───── Record list

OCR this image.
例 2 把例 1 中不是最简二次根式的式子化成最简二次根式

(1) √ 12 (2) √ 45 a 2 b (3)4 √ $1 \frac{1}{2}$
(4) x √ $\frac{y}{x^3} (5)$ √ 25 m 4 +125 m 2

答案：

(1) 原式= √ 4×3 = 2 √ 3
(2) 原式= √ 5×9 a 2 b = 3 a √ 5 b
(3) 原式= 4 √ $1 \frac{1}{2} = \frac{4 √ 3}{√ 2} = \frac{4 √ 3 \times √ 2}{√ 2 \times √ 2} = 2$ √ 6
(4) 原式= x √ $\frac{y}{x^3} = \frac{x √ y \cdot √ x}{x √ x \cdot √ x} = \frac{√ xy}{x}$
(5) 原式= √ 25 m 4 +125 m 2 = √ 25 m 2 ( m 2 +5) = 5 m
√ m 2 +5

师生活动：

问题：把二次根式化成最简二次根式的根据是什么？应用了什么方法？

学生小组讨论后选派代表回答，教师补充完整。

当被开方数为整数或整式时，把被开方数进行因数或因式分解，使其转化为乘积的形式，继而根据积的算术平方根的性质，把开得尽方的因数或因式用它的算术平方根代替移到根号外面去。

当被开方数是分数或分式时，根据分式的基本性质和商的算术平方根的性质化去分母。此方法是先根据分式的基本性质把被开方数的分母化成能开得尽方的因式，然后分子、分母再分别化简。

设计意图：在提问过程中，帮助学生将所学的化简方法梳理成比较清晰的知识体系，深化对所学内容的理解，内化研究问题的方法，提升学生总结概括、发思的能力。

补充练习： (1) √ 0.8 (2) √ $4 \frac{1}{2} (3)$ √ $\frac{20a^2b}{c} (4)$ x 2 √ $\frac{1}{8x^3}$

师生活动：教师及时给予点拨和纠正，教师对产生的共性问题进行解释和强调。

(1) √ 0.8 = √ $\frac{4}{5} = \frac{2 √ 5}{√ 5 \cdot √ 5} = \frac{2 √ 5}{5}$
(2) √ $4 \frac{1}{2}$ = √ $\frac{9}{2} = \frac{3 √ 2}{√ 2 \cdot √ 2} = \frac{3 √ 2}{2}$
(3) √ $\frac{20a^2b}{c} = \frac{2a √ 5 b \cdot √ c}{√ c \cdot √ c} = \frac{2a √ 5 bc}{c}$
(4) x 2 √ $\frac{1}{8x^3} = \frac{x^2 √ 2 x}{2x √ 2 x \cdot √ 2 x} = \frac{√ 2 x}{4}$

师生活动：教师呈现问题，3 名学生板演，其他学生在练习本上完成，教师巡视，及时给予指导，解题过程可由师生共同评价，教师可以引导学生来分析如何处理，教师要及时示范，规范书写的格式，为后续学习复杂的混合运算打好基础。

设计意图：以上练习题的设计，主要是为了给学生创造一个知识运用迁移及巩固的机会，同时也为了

──────────

▶ Instructions for the task
All of the entries above should be written out again exactly.

▶ Task solution
OCR this image.
例 2 把例 1 中不是最简二次根式的式子化成最简二次根式

(1) √ 12 (2) √ 45 a 2 b (3)4 √ $1 \frac{1}{2}$
(4) x √ $\frac{y}{x^3} (5)$ √ 25 m 4 +125 m 2

答案：

(1) 原式= √ 4×3 = 2 √ 3
(2) 原式= √ 5×9 a 2 b = 3 a √ 5 b
(3) 原式= 4 √ $1 \frac{1}{2} = \frac{4 √ 3}{√ 2} = \frac{4 √ 3 \times √ 2}{√ 2 \times √ 2} = 2$ √ 6
(4) 原式= x √ $\frac{y}{x^3} = \frac{x √ y \cdot √ x}{x √ x \cdot √ x} = \frac{√ xy}{x}$
(5) 原式= √ 25 m 4 +125 m 2 = √ 25 m 2 ( m 2 +5) = 5 m
√ m 2 +5

师生活动：

问题：把二次根式化成最简二次根式的根据是什么？应用了什么方法？

学生小组讨论后选派代表回答，教师补充完整。

当被开方数为整数或整式时，把被开方数进行因数或因式分解，使其转化为乘积的形式，继而根据积的算术平方根的性质，把开得尽方的因数或因式用它的算术平方根代替移到根号外面去。

当被开方数是分数或分式时，根据分式的基本性质和商的算术平方根的性质化去分母。此方法是先根据分式的基本性质把被开方数的分母化成能开得尽方的因式，然后分子、分母再分别化简。

设计意图：在提问过程中，帮助学生将所学的化简方法梳理成比较清晰的知识体系，深化对所学内容的理解，内化研究问题的方法，提升学生总结概括、发思的能力。

补充练习： (1) √ 0.8 (2) √ $4 \frac{1}{2} (3)$ √ $\frac{20a^2b}{c} (4)$ x 2 √ $\frac{1}{8x^3}$

师生活动：教师及时给予点拨和纠正，教师对产生的共性问题进行解释和强调。

(1) √ 0.8 = √ $\frac{4}{5} = \frac{2 √ 5}{√ 5 \cdot √ 5} = \frac{2 √ 5}{5}$
(2) √ $4 \frac{1}{2}$ = √ $\frac{9}{2} = \frac{3 √ 2}{√ 2 \cdot √ 2} = \frac{3 √ 2}{2}$
(3) √ $\frac{20a^2b}{c} = \frac{2a √ 5 b \cdot √ c}{√ c \cdot √ c} = \frac{2a √ 5 bc}{c}$
(4) x 2 √ $\frac{1}{8x^3} = \frac{x^2 √ 2 x}{2x √ 2 x \cdot √ 2 x} = \frac{√ 2 x}{4}$

师生活动：教师呈现问题，3 名学生板演，其他学生在练习本上完成，教师巡视，及时给予指导，解题过程可由师生共同评价，教师可以引导学生来分析如何处理，教师要及时示范，规范书写的格式，为后续学习复杂的混合运算打好基础。

设计意图：以上练习题的设计，主要是为了给学生创造一个知识运用迁移及巩固的机会，同时也为了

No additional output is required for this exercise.